• **INSTRUCTIONS FOR THE TASK**: Copy the records that follow exactly as written, but not their pictures.

# PROVIDED DATA start

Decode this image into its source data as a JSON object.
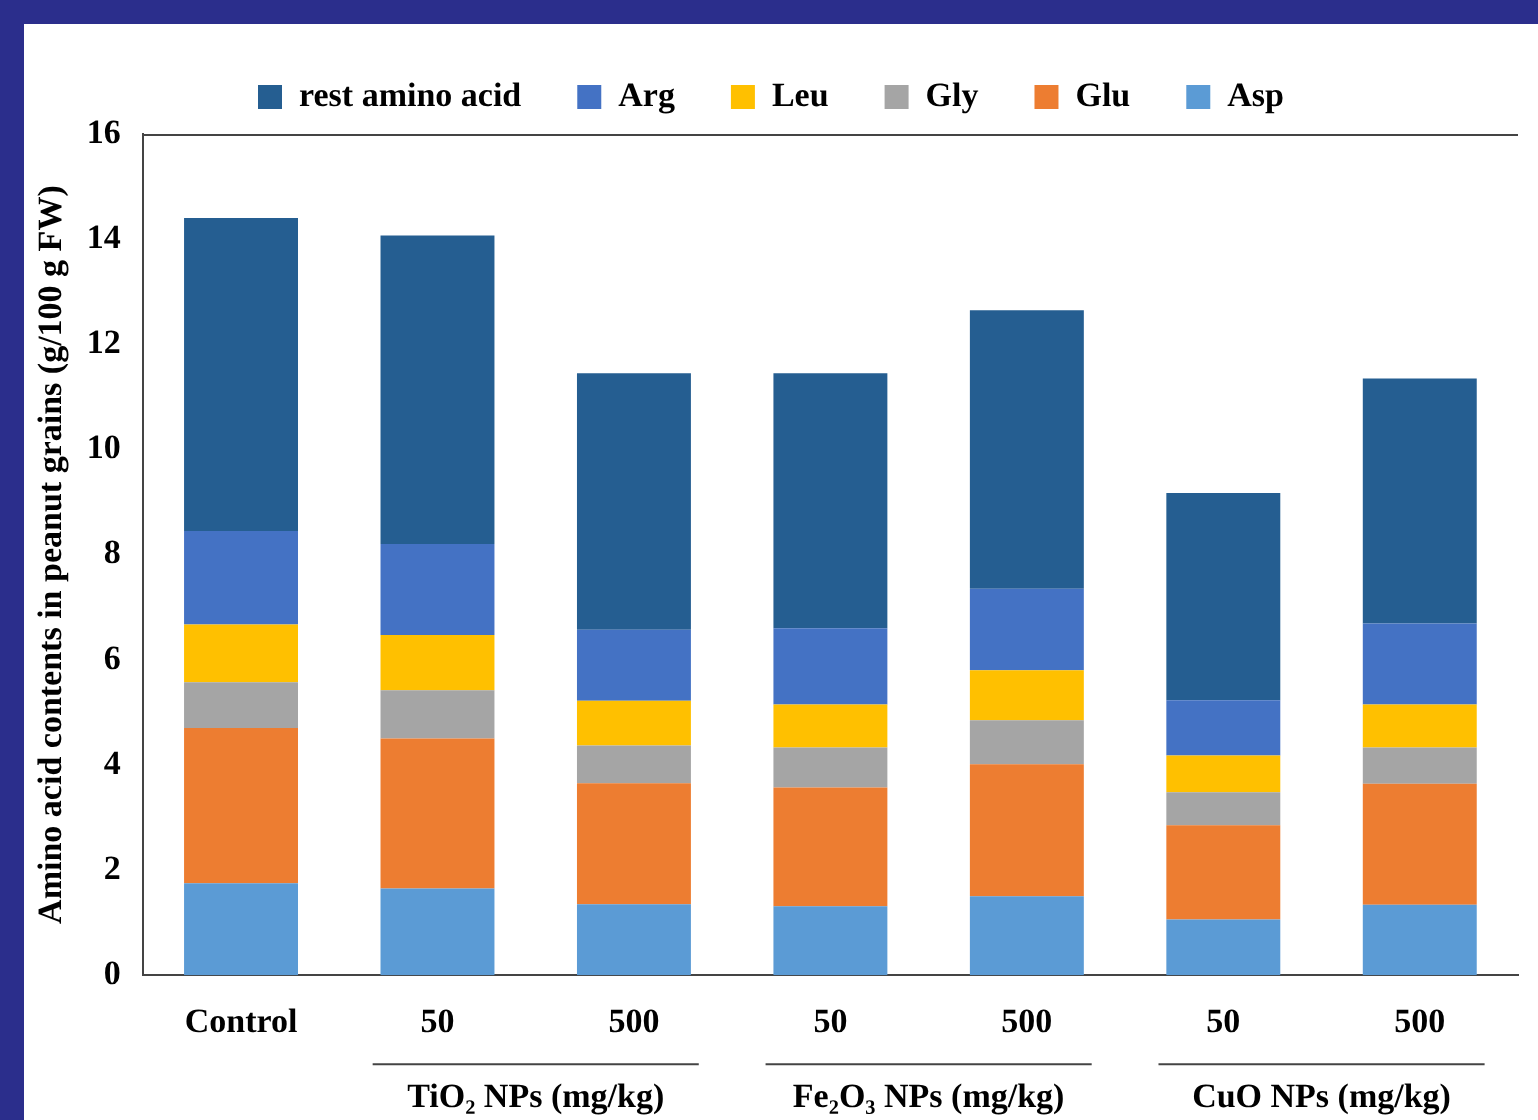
{
  "chart_data": {
    "type": "bar",
    "stacked": true,
    "ylabel": "Amino acid contents in peanut grains (g/100 g FW)",
    "categories": [
      "Control",
      "50",
      "500",
      "50",
      "500",
      "50",
      "500"
    ],
    "series": [
      {
        "name": "Asp",
        "color": "#5b9bd5",
        "values": [
          1.75,
          1.65,
          1.35,
          1.31,
          1.5,
          1.06,
          1.34
        ]
      },
      {
        "name": "Glu",
        "color": "#ed7d31",
        "values": [
          2.95,
          2.85,
          2.3,
          2.26,
          2.51,
          1.79,
          2.3
        ]
      },
      {
        "name": "Gly",
        "color": "#a5a5a5",
        "values": [
          0.87,
          0.92,
          0.72,
          0.76,
          0.84,
          0.63,
          0.69
        ]
      },
      {
        "name": "Leu",
        "color": "#ffc000",
        "values": [
          1.1,
          1.05,
          0.85,
          0.82,
          0.95,
          0.7,
          0.82
        ]
      },
      {
        "name": "Arg",
        "color": "#4472c4",
        "values": [
          1.78,
          1.73,
          1.35,
          1.45,
          1.55,
          1.05,
          1.54
        ]
      },
      {
        "name": "rest amino acid",
        "color": "#255e91",
        "values": [
          5.95,
          5.87,
          4.88,
          4.85,
          5.3,
          3.94,
          4.66
        ]
      }
    ],
    "ylim": [
      0,
      16
    ],
    "yticks": [
      0,
      2,
      4,
      6,
      8,
      10,
      12,
      14,
      16
    ],
    "grid": false,
    "legend": "top",
    "annotations": [
      "TiO₂ NPs (mg/kg)",
      "Fe₂O₃ NPs (mg/kg)",
      "CuO NPs (mg/kg)"
    ]
  }
}
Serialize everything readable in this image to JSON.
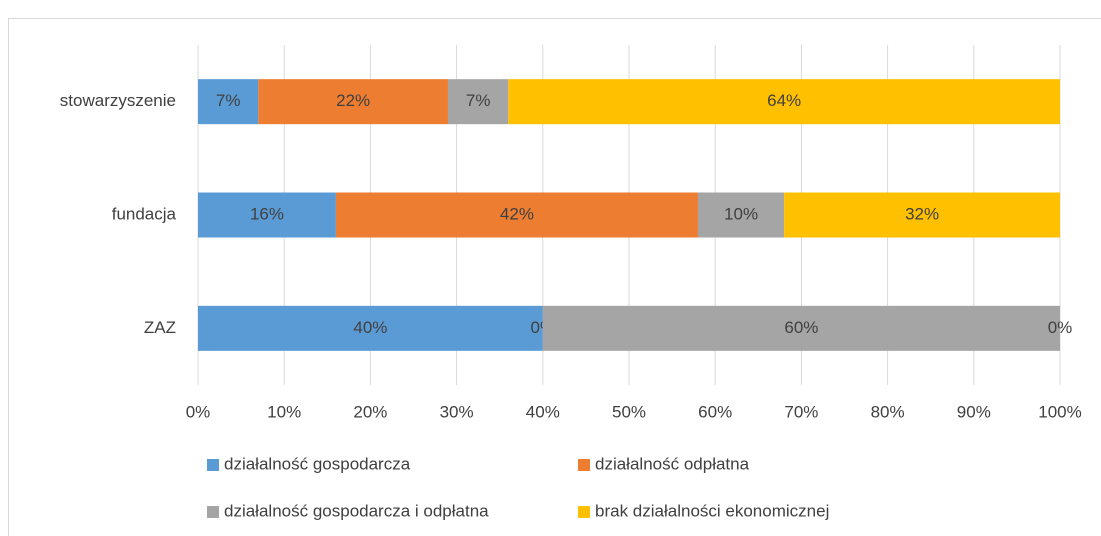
{
  "chart_data": {
    "type": "stacked-barh",
    "categories": [
      "stowarzyszenie",
      "fundacja",
      "ZAZ"
    ],
    "series": [
      {
        "name": "działalność gospodarcza",
        "color": "#5b9bd5",
        "values": [
          7,
          16,
          40
        ],
        "value_labels": [
          "7%",
          "16%",
          "40%"
        ]
      },
      {
        "name": "działalność odpłatna",
        "color": "#ed7d31",
        "values": [
          22,
          42,
          0
        ],
        "value_labels": [
          "22%",
          "42%",
          "0%"
        ]
      },
      {
        "name": "działalność gospodarcza i odpłatna",
        "color": "#a5a5a5",
        "values": [
          7,
          10,
          60
        ],
        "value_labels": [
          "7%",
          "10%",
          "60%"
        ]
      },
      {
        "name": "brak działalności ekonomicznej",
        "color": "#ffc000",
        "values": [
          64,
          32,
          0
        ],
        "value_labels": [
          "64%",
          "32%",
          "0%"
        ]
      }
    ],
    "xlim": [
      0,
      100
    ],
    "xticks": [
      {
        "value": 0,
        "label": "0%"
      },
      {
        "value": 10,
        "label": "10%"
      },
      {
        "value": 20,
        "label": "20%"
      },
      {
        "value": 30,
        "label": "30%"
      },
      {
        "value": 40,
        "label": "40%"
      },
      {
        "value": 50,
        "label": "50%"
      },
      {
        "value": 60,
        "label": "60%"
      },
      {
        "value": 70,
        "label": "70%"
      },
      {
        "value": 80,
        "label": "80%"
      },
      {
        "value": 90,
        "label": "90%"
      },
      {
        "value": 100,
        "label": "100%"
      }
    ],
    "grid": true,
    "legend": "bottom"
  }
}
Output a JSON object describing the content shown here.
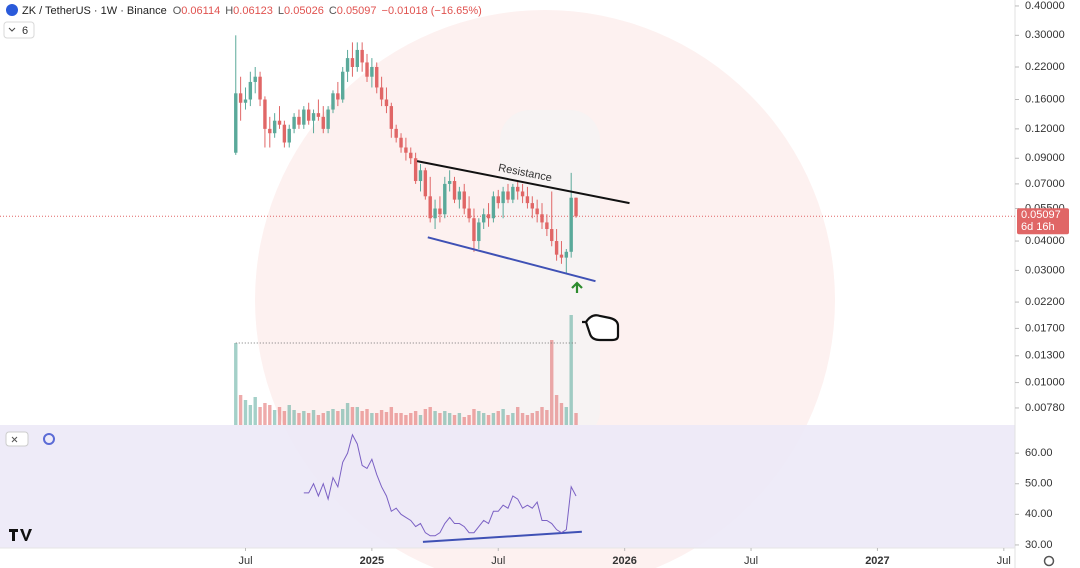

# PROVIDED DATA end

• **IN RESPONSE**:
Decode this image into its source data as a JSON object.
{
  "chart_data": {
    "type": "bar",
    "stacked": true,
    "ylabel": "Amino acid contents in peanut grains (g/100 g FW)",
    "categories": [
      "Control",
      "50",
      "500",
      "50",
      "500",
      "50",
      "500"
    ],
    "series": [
      {
        "name": "Asp",
        "color": "#5b9bd5",
        "values": [
          1.75,
          1.65,
          1.35,
          1.31,
          1.5,
          1.06,
          1.34
        ]
      },
      {
        "name": "Glu",
        "color": "#ed7d31",
        "values": [
          2.95,
          2.85,
          2.3,
          2.26,
          2.51,
          1.79,
          2.3
        ]
      },
      {
        "name": "Gly",
        "color": "#a5a5a5",
        "values": [
          0.87,
          0.92,
          0.72,
          0.76,
          0.84,
          0.63,
          0.69
        ]
      },
      {
        "name": "Leu",
        "color": "#ffc000",
        "values": [
          1.1,
          1.05,
          0.85,
          0.82,
          0.95,
          0.7,
          0.82
        ]
      },
      {
        "name": "Arg",
        "color": "#4472c4",
        "values": [
          1.78,
          1.73,
          1.35,
          1.45,
          1.55,
          1.05,
          1.54
        ]
      },
      {
        "name": "rest amino acid",
        "color": "#255e91",
        "values": [
          5.95,
          5.87,
          4.88,
          4.85,
          5.3,
          3.94,
          4.66
        ]
      }
    ],
    "ylim": [
      0,
      16
    ],
    "yticks": [
      0,
      2,
      4,
      6,
      8,
      10,
      12,
      14,
      16
    ],
    "grid": false,
    "legend": "top",
    "annotations": [
      "TiO₂ NPs (mg/kg)",
      "Fe₂O₃ NPs (mg/kg)",
      "CuO NPs (mg/kg)"
    ]
  }
}
Serialize everything readable in this image to JSON.
{
  "chart_data": {
    "type": "stacked-barh",
    "categories": [
      "stowarzyszenie",
      "fundacja",
      "ZAZ"
    ],
    "series": [
      {
        "name": "działalność gospodarcza",
        "color": "#5b9bd5",
        "values": [
          7,
          16,
          40
        ],
        "value_labels": [
          "7%",
          "16%",
          "40%"
        ]
      },
      {
        "name": "działalność odpłatna",
        "color": "#ed7d31",
        "values": [
          22,
          42,
          0
        ],
        "value_labels": [
          "22%",
          "42%",
          "0%"
        ]
      },
      {
        "name": "działalność gospodarcza i odpłatna",
        "color": "#a5a5a5",
        "values": [
          7,
          10,
          60
        ],
        "value_labels": [
          "7%",
          "10%",
          "60%"
        ]
      },
      {
        "name": "brak działalności ekonomicznej",
        "color": "#ffc000",
        "values": [
          64,
          32,
          0
        ],
        "value_labels": [
          "64%",
          "32%",
          "0%"
        ]
      }
    ],
    "xlim": [
      0,
      100
    ],
    "xticks": [
      {
        "value": 0,
        "label": "0%"
      },
      {
        "value": 10,
        "label": "10%"
      },
      {
        "value": 20,
        "label": "20%"
      },
      {
        "value": 30,
        "label": "30%"
      },
      {
        "value": 40,
        "label": "40%"
      },
      {
        "value": 50,
        "label": "50%"
      },
      {
        "value": 60,
        "label": "60%"
      },
      {
        "value": 70,
        "label": "70%"
      },
      {
        "value": 80,
        "label": "80%"
      },
      {
        "value": 90,
        "label": "90%"
      },
      {
        "value": 100,
        "label": "100%"
      }
    ],
    "grid": true,
    "legend": "bottom"
  }
}
Output a JSON object describing the content shown here.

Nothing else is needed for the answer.